Return the records word for word. Any pictures in them are not part of the copy.

**SUPPLIED RECORDS**:
====
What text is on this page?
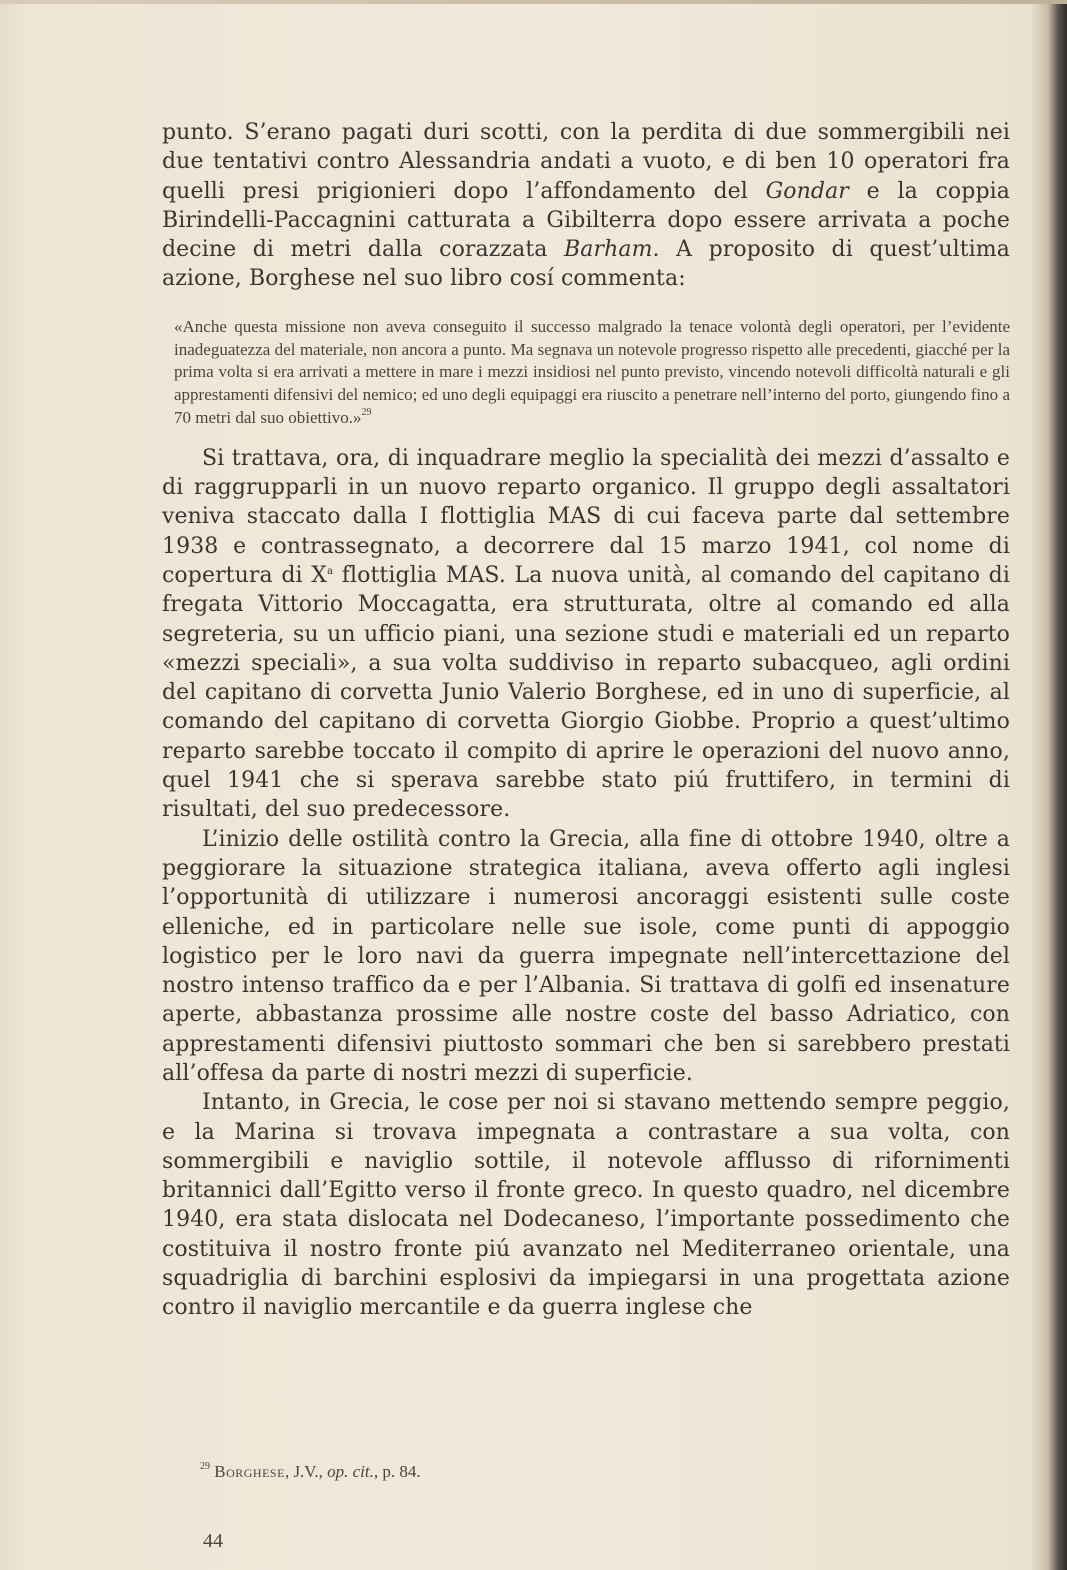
punto. S’erano pagati duri scotti, con la perdita di due sommergibili nei due tentativi contro Alessandria andati a vuoto, e di ben 10 operatori fra quelli presi prigionieri dopo l’affondamento del Gondar e la coppia Birindelli-Paccagnini catturata a Gibilterra dopo essere arrivata a poche decine di metri dalla corazzata Barham. A proposito di quest’ultima azione, Borghese nel suo libro cosí commenta:

«Anche questa missione non aveva conseguito il successo malgrado la tenace volontà degli operatori, per l’evidente inadeguatezza del materiale, non ancora a punto. Ma segnava un notevole progresso rispetto alle precedenti, giacché per la prima volta si era arrivati a mettere in mare i mezzi insidiosi nel punto previsto, vincendo notevoli difficoltà naturali e gli apprestamenti difensivi del nemico; ed uno degli equipaggi era riuscito a penetrare nell’interno del porto, giungendo fino a 70 metri dal suo obiettivo.»$^{29}$

Si trattava, ora, di inquadrare meglio la specialità dei mezzi d’assalto e di raggrupparli in un nuovo reparto organico. Il gruppo degli assaltatori veniva staccato dalla I flottiglia MAS di cui faceva parte dal settembre 1938 e contrassegnato, a decorrere dal 15 marzo 1941, col nome di copertura di $X^a$ flottiglia MAS. La nuova unità, al comando del capitano di fregata Vittorio Moccagatta, era strutturata, oltre al comando ed alla segreteria, su un ufficio piani, una sezione studi e materiali ed un reparto «mezzi speciali», a sua volta suddiviso in reparto subacqueo, agli ordini del capitano di corvetta Junio Valerio Borghese, ed in uno di superficie, al comando del capitano di corvetta Giorgio Giobbe. Proprio a quest’ultimo reparto sarebbe toccato il compito di aprire le operazioni del nuovo anno, quel 1941 che si sperava sarebbe stato piú fruttifero, in termini di risultati, del suo predecessore.

L’inizio delle ostilità contro la Grecia, alla fine di ottobre 1940, oltre a peggiorare la situazione strategica italiana, aveva offerto agli inglesi l’opportunità di utilizzare i numerosi ancoraggi esistenti sulle coste elleniche, ed in particolare nelle sue isole, come punti di appoggio logistico per le loro navi da guerra impegnate nell’intercettazione del nostro intenso traffico da e per l’Albania. Si trattava di golfi ed insenature aperte, abbastanza prossime alle nostre coste del basso Adriatico, con apprestamenti difensivi piuttosto sommari che ben si sarebbero prestati all’offesa da parte di nostri mezzi di superficie.

Intanto, in Grecia, le cose per noi si stavano mettendo sempre peggio, e la Marina si trovava impegnata a contrastare a sua volta, con sommergibili e naviglio sottile, il notevole afflusso di rifornimenti britannici dall’Egitto verso il fronte greco. In questo quadro, nel dicembre 1940, era stata dislocata nel Dodecaneso, l’importante possedimento che costituiva il nostro fronte piú avanzato nel Mediterraneo orientale, una squadriglia di barchini esplosivi da impiegarsi in una progettata azione contro il naviglio mercantile e da guerra inglese che

$^{29}$ Borghese, J.V., op. cit., p. 84.
44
====
**ANSWER**:
What text is on this page?
punto. S’erano pagati duri scotti, con la perdita di due sommergibili nei due tentativi contro Alessandria andati a vuoto, e di ben 10 operatori fra quelli presi prigionieri dopo l’affondamento del Gondar e la coppia Birindelli-Paccagnini catturata a Gibilterra dopo essere arrivata a poche decine di metri dalla corazzata Barham. A proposito di quest’ultima azione, Borghese nel suo libro cosí commenta:

«Anche questa missione non aveva conseguito il successo malgrado la tenace volontà degli operatori, per l’evidente inadeguatezza del materiale, non ancora a punto. Ma segnava un notevole progresso rispetto alle precedenti, giacché per la prima volta si era arrivati a mettere in mare i mezzi insidiosi nel punto previsto, vincendo notevoli difficoltà naturali e gli apprestamenti difensivi del nemico; ed uno degli equipaggi era riuscito a penetrare nell’interno del porto, giungendo fino a 70 metri dal suo obiettivo.»$^{29}$

Si trattava, ora, di inquadrare meglio la specialità dei mezzi d’assalto e di raggrupparli in un nuovo reparto organico. Il gruppo degli assaltatori veniva staccato dalla I flottiglia MAS di cui faceva parte dal settembre 1938 e contrassegnato, a decorrere dal 15 marzo 1941, col nome di copertura di $X^a$ flottiglia MAS. La nuova unità, al comando del capitano di fregata Vittorio Moccagatta, era strutturata, oltre al comando ed alla segreteria, su un ufficio piani, una sezione studi e materiali ed un reparto «mezzi speciali», a sua volta suddiviso in reparto subacqueo, agli ordini del capitano di corvetta Junio Valerio Borghese, ed in uno di superficie, al comando del capitano di corvetta Giorgio Giobbe. Proprio a quest’ultimo reparto sarebbe toccato il compito di aprire le operazioni del nuovo anno, quel 1941 che si sperava sarebbe stato piú fruttifero, in termini di risultati, del suo predecessore.

L’inizio delle ostilità contro la Grecia, alla fine di ottobre 1940, oltre a peggiorare la situazione strategica italiana, aveva offerto agli inglesi l’opportunità di utilizzare i numerosi ancoraggi esistenti sulle coste elleniche, ed in particolare nelle sue isole, come punti di appoggio logistico per le loro navi da guerra impegnate nell’intercettazione del nostro intenso traffico da e per l’Albania. Si trattava di golfi ed insenature aperte, abbastanza prossime alle nostre coste del basso Adriatico, con apprestamenti difensivi piuttosto sommari che ben si sarebbero prestati all’offesa da parte di nostri mezzi di superficie.

Intanto, in Grecia, le cose per noi si stavano mettendo sempre peggio, e la Marina si trovava impegnata a contrastare a sua volta, con sommergibili e naviglio sottile, il notevole afflusso di rifornimenti britannici dall’Egitto verso il fronte greco. In questo quadro, nel dicembre 1940, era stata dislocata nel Dodecaneso, l’importante possedimento che costituiva il nostro fronte piú avanzato nel Mediterraneo orientale, una squadriglia di barchini esplosivi da impiegarsi in una progettata azione contro il naviglio mercantile e da guerra inglese che

$^{29}$ Borghese, J.V., op. cit., p. 84.
44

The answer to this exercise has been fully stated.